Stored items:
★ ★ ★ ★

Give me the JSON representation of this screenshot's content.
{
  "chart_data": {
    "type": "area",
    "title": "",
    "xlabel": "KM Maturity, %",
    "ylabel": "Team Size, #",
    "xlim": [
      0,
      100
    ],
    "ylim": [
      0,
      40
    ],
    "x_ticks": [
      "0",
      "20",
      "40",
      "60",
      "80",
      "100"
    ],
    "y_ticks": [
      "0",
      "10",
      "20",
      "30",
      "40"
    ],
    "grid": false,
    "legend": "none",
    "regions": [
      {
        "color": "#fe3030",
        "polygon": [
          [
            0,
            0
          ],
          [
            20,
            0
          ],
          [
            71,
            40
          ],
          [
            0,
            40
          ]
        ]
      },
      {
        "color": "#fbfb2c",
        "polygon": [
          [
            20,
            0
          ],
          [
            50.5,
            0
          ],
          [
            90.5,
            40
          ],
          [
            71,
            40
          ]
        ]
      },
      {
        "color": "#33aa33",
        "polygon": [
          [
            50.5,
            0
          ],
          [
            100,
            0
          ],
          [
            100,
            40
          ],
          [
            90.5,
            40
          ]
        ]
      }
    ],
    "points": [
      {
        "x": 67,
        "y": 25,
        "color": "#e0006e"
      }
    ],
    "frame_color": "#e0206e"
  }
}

★ ★ ★ ★

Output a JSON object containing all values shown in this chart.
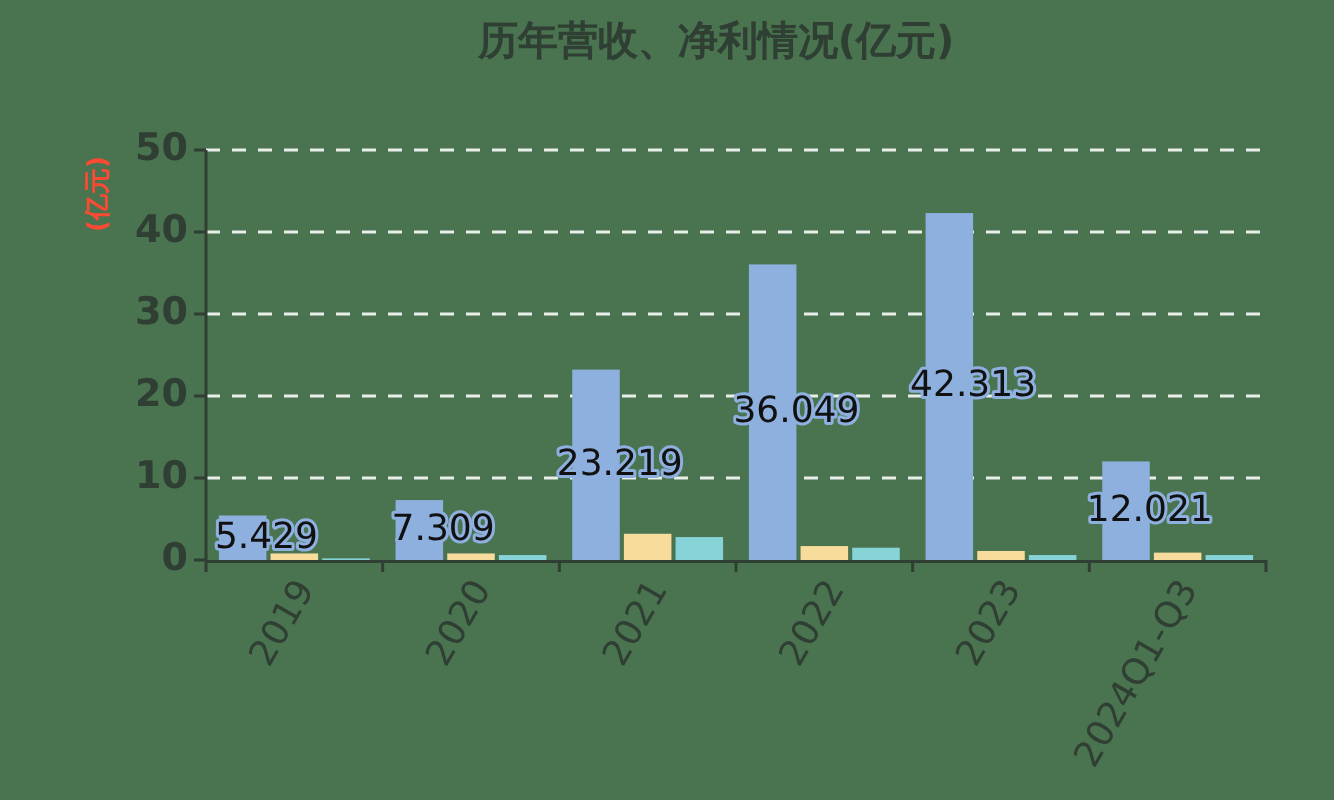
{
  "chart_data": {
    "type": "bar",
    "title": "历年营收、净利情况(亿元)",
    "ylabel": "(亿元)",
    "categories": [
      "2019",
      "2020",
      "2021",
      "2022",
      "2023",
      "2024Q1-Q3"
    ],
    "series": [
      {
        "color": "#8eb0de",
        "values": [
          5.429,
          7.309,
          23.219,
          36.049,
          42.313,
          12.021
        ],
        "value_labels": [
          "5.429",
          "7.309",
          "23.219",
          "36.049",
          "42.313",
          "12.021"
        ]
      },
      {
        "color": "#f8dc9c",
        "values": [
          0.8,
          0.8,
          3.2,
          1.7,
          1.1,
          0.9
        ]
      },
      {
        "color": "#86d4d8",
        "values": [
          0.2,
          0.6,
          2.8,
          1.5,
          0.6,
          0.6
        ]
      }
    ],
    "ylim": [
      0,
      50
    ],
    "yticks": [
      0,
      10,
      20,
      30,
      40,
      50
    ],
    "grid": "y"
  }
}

★ ★ ★ ★

**Required work**. List the lines that contain the word "this".

**Worked answer**.
Give me the JSON representation of this screenshot's content.
Output a JSON object containing all values shown in this chart.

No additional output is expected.